The required lines are those that contain "från"; pull them out of the data and copy them.

*** Opening DATA FOR THIS TASK ***

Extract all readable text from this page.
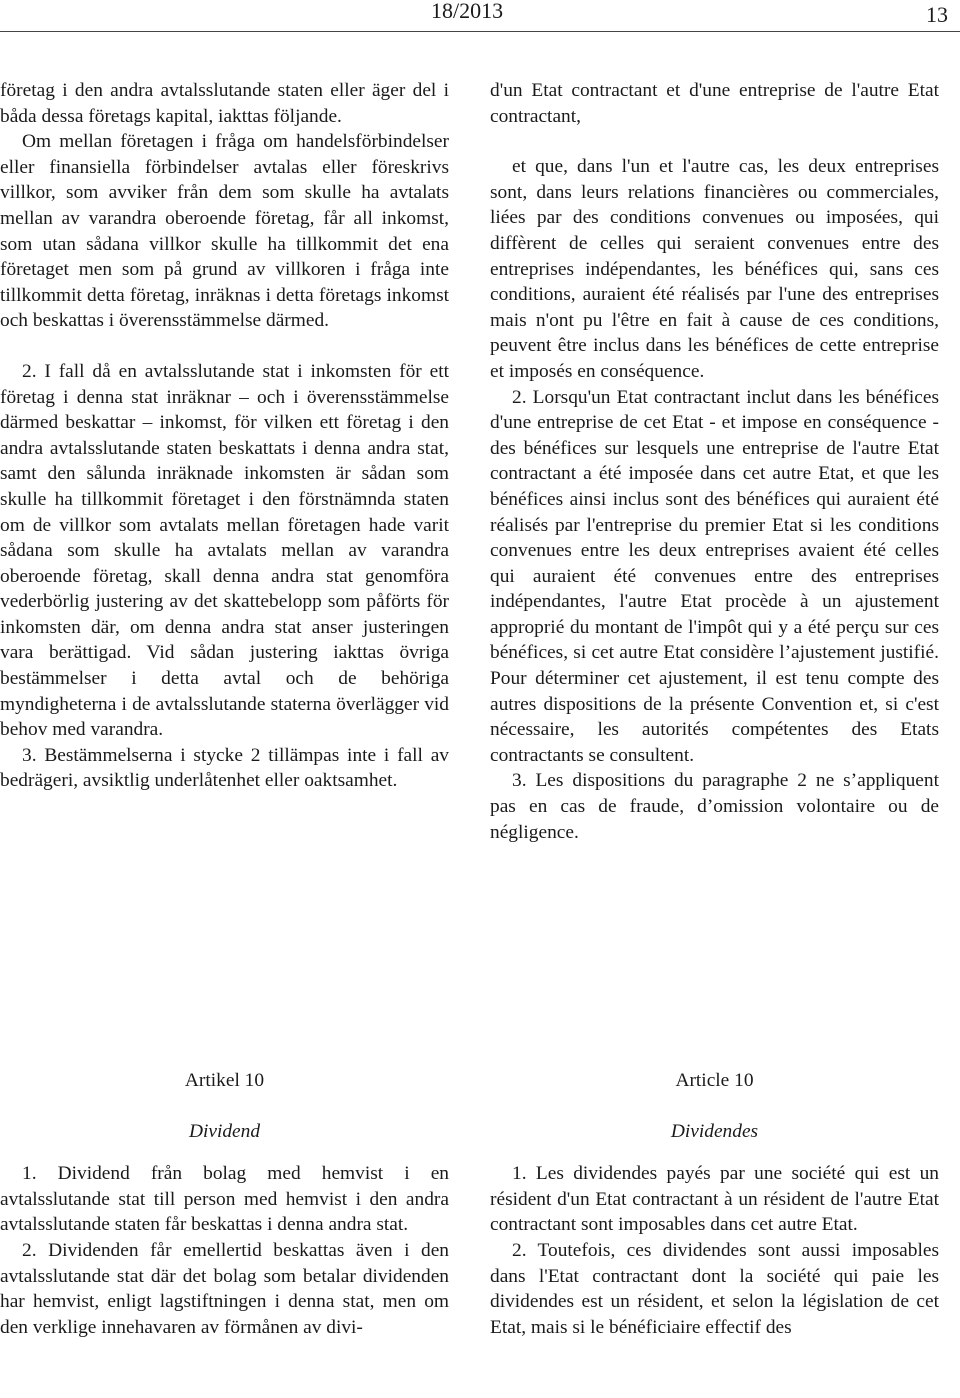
18/2013	13

företag i den andra avtalsslutande staten eller äger del i båda dessa företags kapital, iakttas följande.

Om mellan företagen i fråga om handelsförbindelser eller finansiella förbindelser avtalas eller föreskrivs villkor, som avviker från dem som skulle ha avtalats mellan av varandra oberoende företag, får all inkomst, som utan sådana villkor skulle ha tillkommit det ena företaget men som på grund av villkoren i fråga inte tillkommit detta företag, inräknas i detta företags inkomst och beskattas i överensstämmelse därmed.

2. I fall då en avtalsslutande stat i inkomsten för ett företag i denna stat inräknar – och i överensstämmelse därmed beskattar – inkomst, för vilken ett företag i den andra avtalsslutande staten beskattats i denna andra stat, samt den sålunda inräknade inkomsten är sådan som skulle ha tillkommit företaget i den förstnämnda staten om de villkor som avtalats mellan företagen hade varit sådana som skulle ha avtalats mellan av varandra oberoende företag, skall denna andra stat genomföra vederbörlig justering av det skattebelopp som påförts för inkomsten där, om denna andra stat anser justeringen vara berättigad. Vid sådan justering iakttas övriga bestämmelser i detta avtal och de behöriga myndigheterna i de avtalsslutande staterna överlägger vid behov med varandra.

3. Bestämmelserna i stycke 2 tillämpas inte i fall av bedrägeri, avsiktlig underlåtenhet eller oaktsamhet.

d'un Etat contractant et d'une entreprise de l'autre Etat contractant,

et que, dans l'un et l'autre cas, les deux entreprises sont, dans leurs relations financières ou commerciales, liées par des conditions convenues ou imposées, qui diffèrent de celles qui seraient convenues entre des entreprises indépendantes, les bénéfices qui, sans ces conditions, auraient été réalisés par l'une des entreprises mais n'ont pu l'être en fait à cause de ces conditions, peuvent être inclus dans les bénéfices de cette entreprise et imposés en conséquence.

2. Lorsqu'un Etat contractant inclut dans les bénéfices d'une entreprise de cet Etat - et impose en conséquence - des bénéfices sur lesquels une entreprise de l'autre Etat contractant a été imposée dans cet autre Etat, et que les bénéfices ainsi inclus sont des bénéfices qui auraient été réalisés par l'entreprise du premier Etat si les conditions convenues entre les deux entreprises avaient été celles qui auraient été convenues entre des entreprises indépendantes, l'autre Etat procède à un ajustement approprié du montant de l'impôt qui y a été perçu sur ces bénéfices, si cet autre Etat considère l’ajustement justifié. Pour déterminer cet ajustement, il est tenu compte des autres dispositions de la présente Convention et, si c'est nécessaire, les autorités compétentes des Etats contractants se consultent.

3. Les dispositions du paragraphe 2 ne s’appliquent pas en cas de fraude, d’omission volontaire ou de négligence.

Artikel 10

Dividend

1. Dividend från bolag med hemvist i en avtalsslutande stat till person med hemvist i den andra avtalsslutande staten får beskattas i denna andra stat.

2. Dividenden får emellertid beskattas även i den avtalsslutande stat där det bolag som betalar dividenden har hemvist, enligt lagstiftningen i denna stat, men om den verklige innehavaren av förmånen av divi-

Article 10

Dividendes

1. Les dividendes payés par une société qui est un résident d'un Etat contractant à un résident de l'autre Etat contractant sont imposables dans cet autre Etat.

2. Toutefois, ces dividendes sont aussi imposables dans l'Etat contractant dont la société qui paie les dividendes est un résident, et selon la législation de cet Etat, mais si le bénéficiaire effectif des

*** Closing DATA FOR THIS TASK ***

*SOLUTION BELOW*:
Om mellan företagen i fråga om handelsförbindelser eller finansiella förbindelser avtalas eller föreskrivs villkor, som avviker från dem som skulle ha avtalats mellan av varandra oberoende företag, får all inkomst, som utan sådana villkor skulle ha tillkommit det ena företaget men som på grund av villkoren i fråga inte tillkommit detta företag, inräknas i detta företags inkomst och beskattas i överensstämmelse därmed.
1. Dividend från bolag med hemvist i en avtalsslutande stat till person med hemvist i den andra avtalsslutande staten får beskattas i denna andra stat.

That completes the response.